start

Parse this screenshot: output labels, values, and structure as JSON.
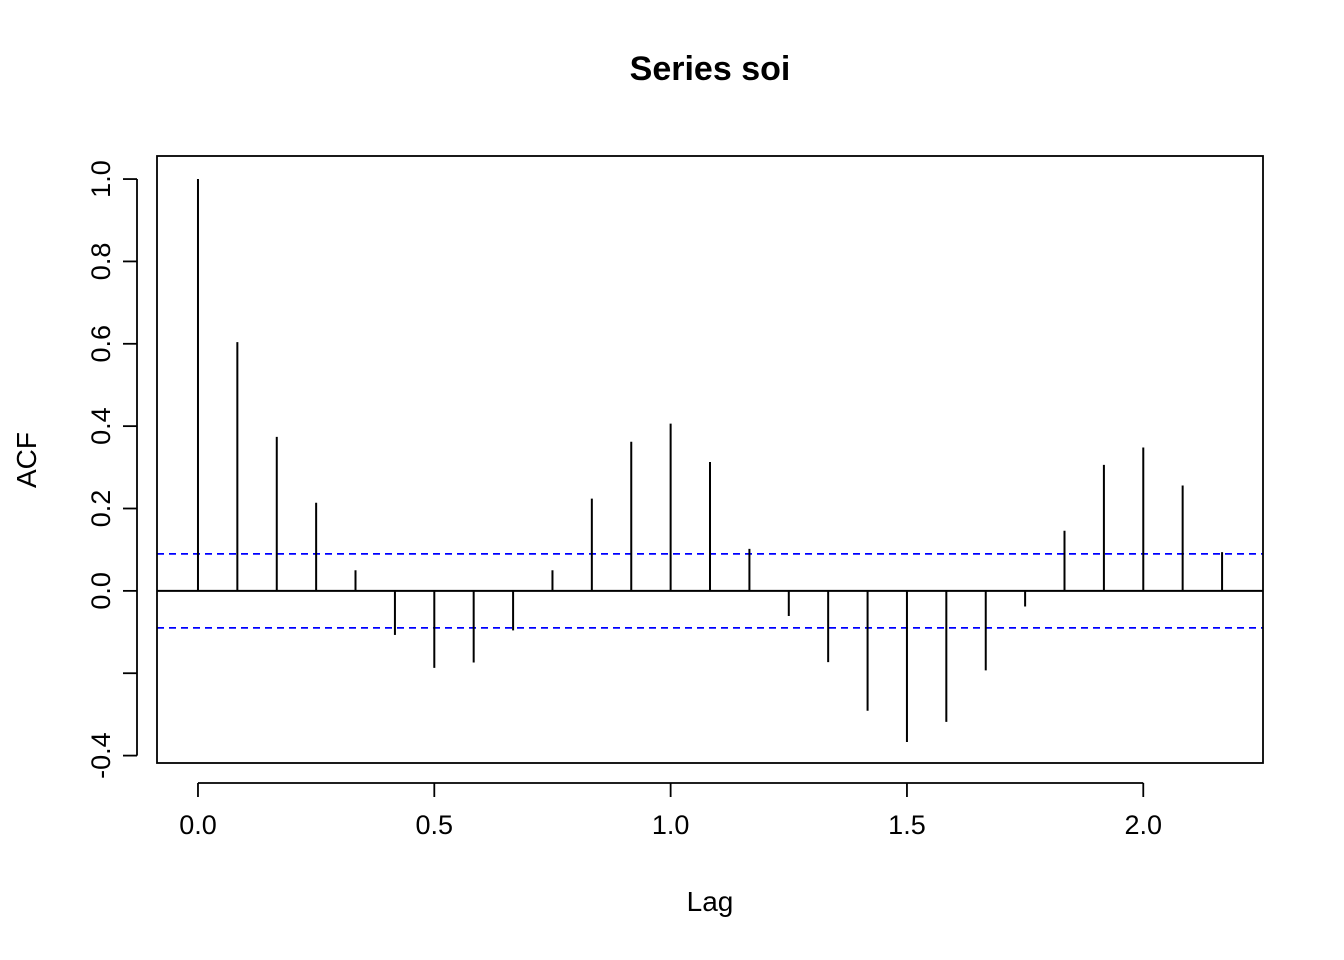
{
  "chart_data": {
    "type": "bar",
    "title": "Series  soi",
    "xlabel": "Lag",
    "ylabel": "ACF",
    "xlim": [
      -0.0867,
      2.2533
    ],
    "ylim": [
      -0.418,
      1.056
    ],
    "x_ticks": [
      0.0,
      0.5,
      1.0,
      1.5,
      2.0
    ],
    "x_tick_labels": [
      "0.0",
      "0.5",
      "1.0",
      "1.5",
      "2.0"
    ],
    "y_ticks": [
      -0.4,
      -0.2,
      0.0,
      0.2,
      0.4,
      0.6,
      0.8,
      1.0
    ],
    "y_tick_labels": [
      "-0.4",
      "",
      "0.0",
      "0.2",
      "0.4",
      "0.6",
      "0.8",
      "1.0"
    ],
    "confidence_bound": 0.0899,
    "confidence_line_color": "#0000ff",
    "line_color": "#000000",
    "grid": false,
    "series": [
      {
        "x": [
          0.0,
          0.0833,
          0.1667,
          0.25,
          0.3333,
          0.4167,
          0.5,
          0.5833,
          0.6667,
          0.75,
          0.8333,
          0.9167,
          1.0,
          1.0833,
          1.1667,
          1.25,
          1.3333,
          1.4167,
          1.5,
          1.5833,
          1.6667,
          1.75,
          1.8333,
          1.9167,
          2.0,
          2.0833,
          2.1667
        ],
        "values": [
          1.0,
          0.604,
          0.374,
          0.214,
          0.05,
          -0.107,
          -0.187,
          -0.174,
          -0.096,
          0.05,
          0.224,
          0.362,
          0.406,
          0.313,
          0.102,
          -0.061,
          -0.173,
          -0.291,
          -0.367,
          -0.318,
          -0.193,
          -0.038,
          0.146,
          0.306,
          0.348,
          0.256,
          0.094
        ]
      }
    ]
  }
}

end

◆ **WHAT YOU WILL DO**
Copy everything in the records above except the pictures, exactly as written.

◆ **RESPONSE**
Parse this screenshot: output labels, values, and structure as JSON.
{
  "chart_data": {
    "type": "bar",
    "title": "Series  soi",
    "xlabel": "Lag",
    "ylabel": "ACF",
    "xlim": [
      -0.0867,
      2.2533
    ],
    "ylim": [
      -0.418,
      1.056
    ],
    "x_ticks": [
      0.0,
      0.5,
      1.0,
      1.5,
      2.0
    ],
    "x_tick_labels": [
      "0.0",
      "0.5",
      "1.0",
      "1.5",
      "2.0"
    ],
    "y_ticks": [
      -0.4,
      -0.2,
      0.0,
      0.2,
      0.4,
      0.6,
      0.8,
      1.0
    ],
    "y_tick_labels": [
      "-0.4",
      "",
      "0.0",
      "0.2",
      "0.4",
      "0.6",
      "0.8",
      "1.0"
    ],
    "confidence_bound": 0.0899,
    "confidence_line_color": "#0000ff",
    "line_color": "#000000",
    "grid": false,
    "series": [
      {
        "x": [
          0.0,
          0.0833,
          0.1667,
          0.25,
          0.3333,
          0.4167,
          0.5,
          0.5833,
          0.6667,
          0.75,
          0.8333,
          0.9167,
          1.0,
          1.0833,
          1.1667,
          1.25,
          1.3333,
          1.4167,
          1.5,
          1.5833,
          1.6667,
          1.75,
          1.8333,
          1.9167,
          2.0,
          2.0833,
          2.1667
        ],
        "values": [
          1.0,
          0.604,
          0.374,
          0.214,
          0.05,
          -0.107,
          -0.187,
          -0.174,
          -0.096,
          0.05,
          0.224,
          0.362,
          0.406,
          0.313,
          0.102,
          -0.061,
          -0.173,
          -0.291,
          -0.367,
          -0.318,
          -0.193,
          -0.038,
          0.146,
          0.306,
          0.348,
          0.256,
          0.094
        ]
      }
    ]
  }
}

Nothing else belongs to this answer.